> _TASK_: Go through the data below and gather each line containing "关于公司房屋租赁合同书".

> _ITEMS_:
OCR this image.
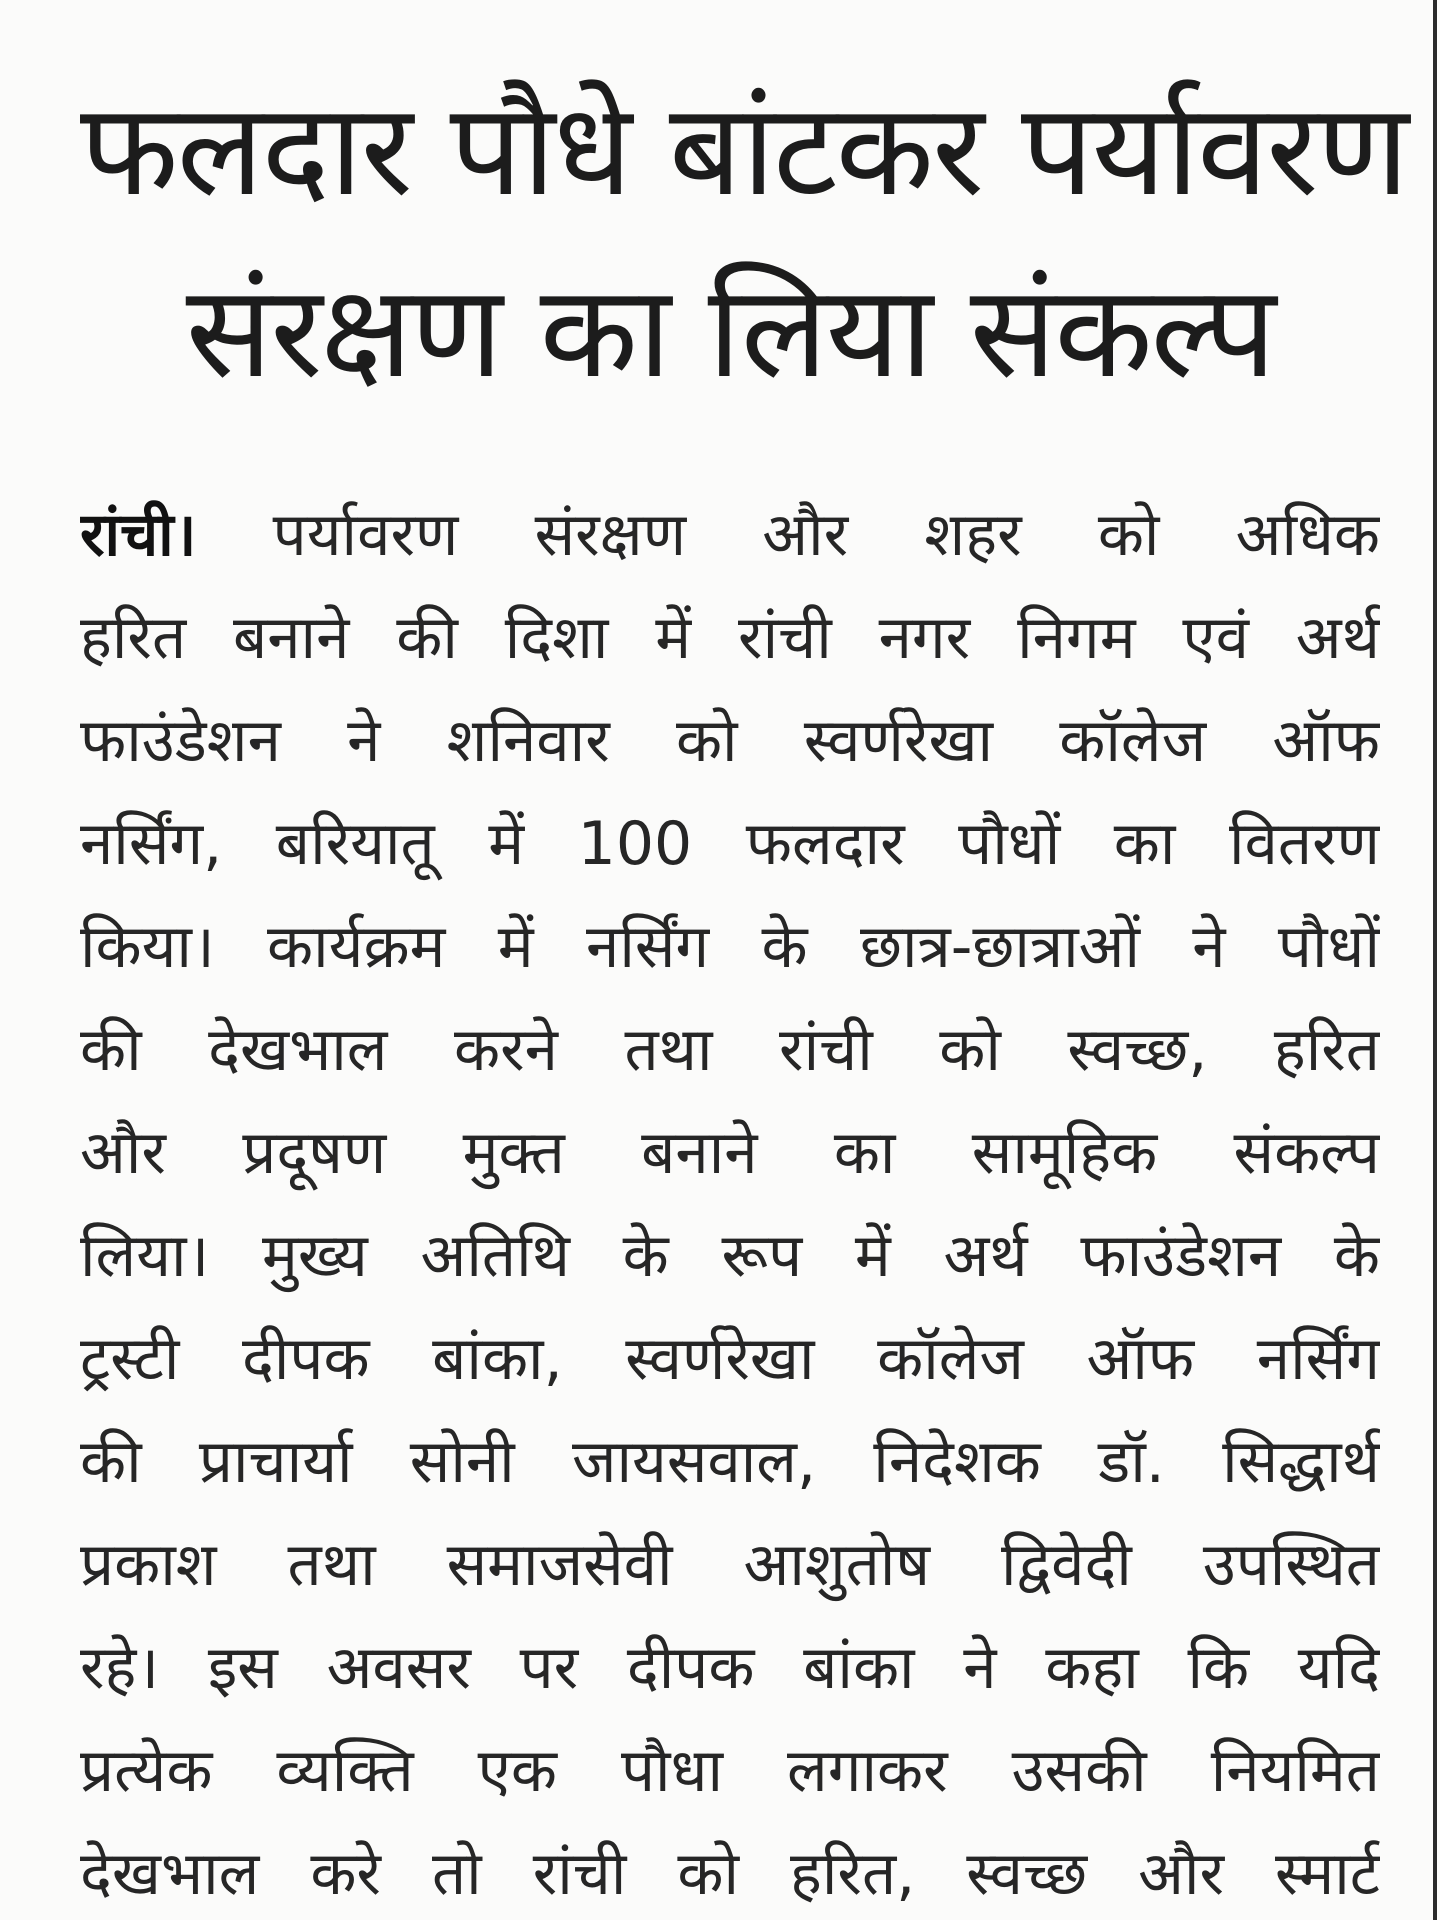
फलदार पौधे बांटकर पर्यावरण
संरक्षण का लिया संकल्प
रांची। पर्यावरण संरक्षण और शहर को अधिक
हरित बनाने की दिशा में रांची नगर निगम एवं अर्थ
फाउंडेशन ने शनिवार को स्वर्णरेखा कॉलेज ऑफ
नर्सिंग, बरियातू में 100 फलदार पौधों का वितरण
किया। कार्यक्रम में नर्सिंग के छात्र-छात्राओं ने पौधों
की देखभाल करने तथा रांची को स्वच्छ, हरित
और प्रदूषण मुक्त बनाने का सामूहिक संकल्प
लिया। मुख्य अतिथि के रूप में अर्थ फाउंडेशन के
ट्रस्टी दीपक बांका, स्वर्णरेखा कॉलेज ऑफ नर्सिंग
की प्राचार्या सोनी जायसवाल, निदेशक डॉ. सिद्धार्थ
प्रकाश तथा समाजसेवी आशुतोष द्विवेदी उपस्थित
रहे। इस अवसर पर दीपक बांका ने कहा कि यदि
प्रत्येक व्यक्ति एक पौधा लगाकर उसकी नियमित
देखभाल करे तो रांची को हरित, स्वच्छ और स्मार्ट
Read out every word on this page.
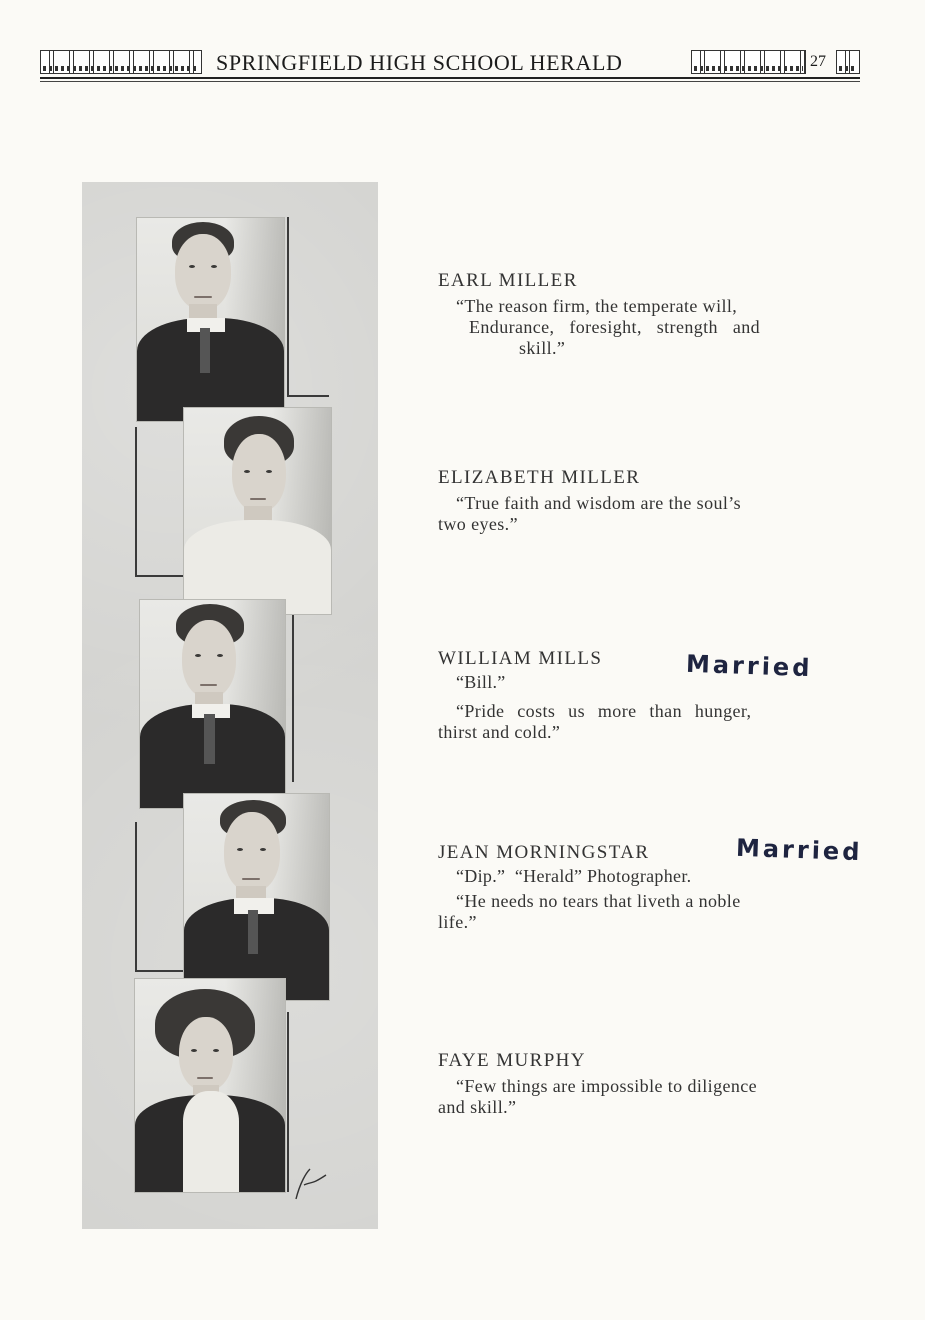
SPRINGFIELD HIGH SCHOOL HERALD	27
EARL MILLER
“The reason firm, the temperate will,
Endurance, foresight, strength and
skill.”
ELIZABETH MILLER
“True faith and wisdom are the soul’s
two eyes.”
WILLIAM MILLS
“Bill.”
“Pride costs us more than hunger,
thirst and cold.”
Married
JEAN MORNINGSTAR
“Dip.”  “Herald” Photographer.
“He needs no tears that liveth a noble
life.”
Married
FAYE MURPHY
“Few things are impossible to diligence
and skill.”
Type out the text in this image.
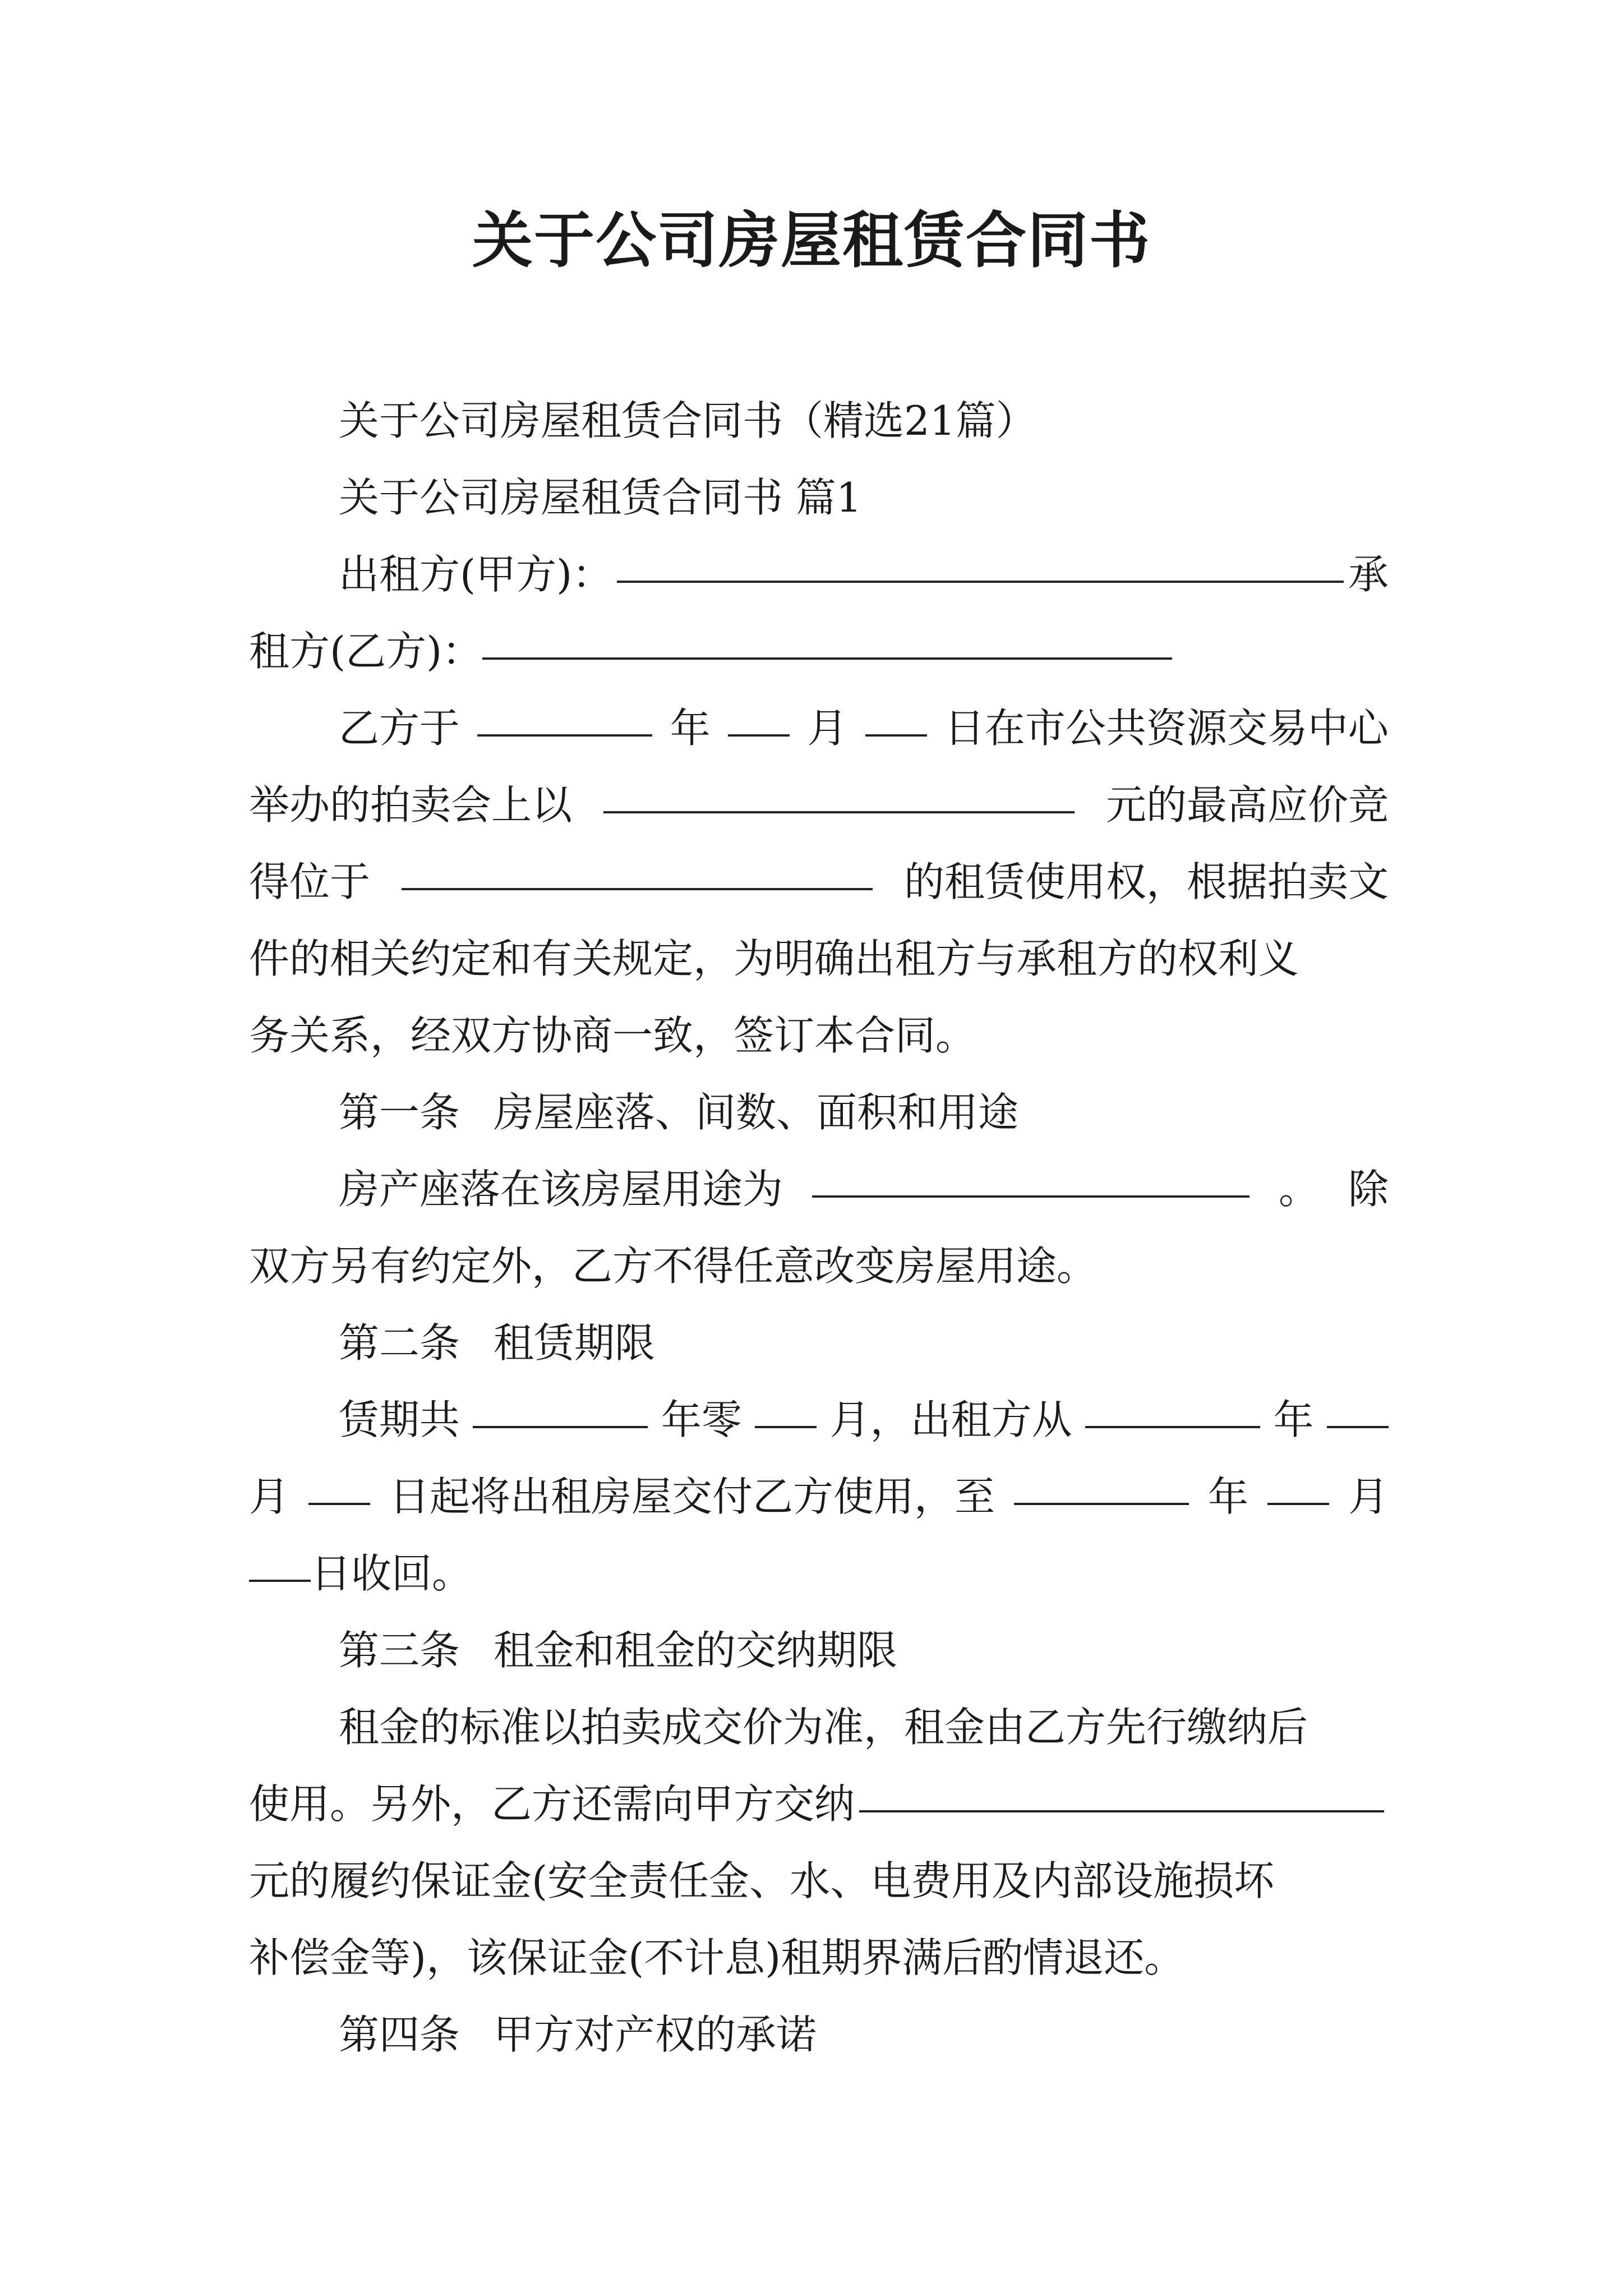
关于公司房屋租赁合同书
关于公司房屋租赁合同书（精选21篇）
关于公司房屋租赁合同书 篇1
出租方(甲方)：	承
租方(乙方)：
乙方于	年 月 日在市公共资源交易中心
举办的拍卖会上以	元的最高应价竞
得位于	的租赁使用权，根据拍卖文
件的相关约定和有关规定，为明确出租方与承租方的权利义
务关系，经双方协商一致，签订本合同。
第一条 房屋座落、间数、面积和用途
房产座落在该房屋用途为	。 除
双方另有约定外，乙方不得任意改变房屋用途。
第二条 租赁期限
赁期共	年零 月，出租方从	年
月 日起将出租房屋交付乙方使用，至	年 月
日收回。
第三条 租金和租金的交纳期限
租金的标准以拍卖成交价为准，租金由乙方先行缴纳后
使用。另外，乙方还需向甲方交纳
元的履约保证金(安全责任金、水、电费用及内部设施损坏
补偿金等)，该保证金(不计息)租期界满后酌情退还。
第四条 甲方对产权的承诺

> _EXERCISE SOLUTION_:
关于公司房屋租赁合同书
关于公司房屋租赁合同书（精选21篇）
关于公司房屋租赁合同书 篇1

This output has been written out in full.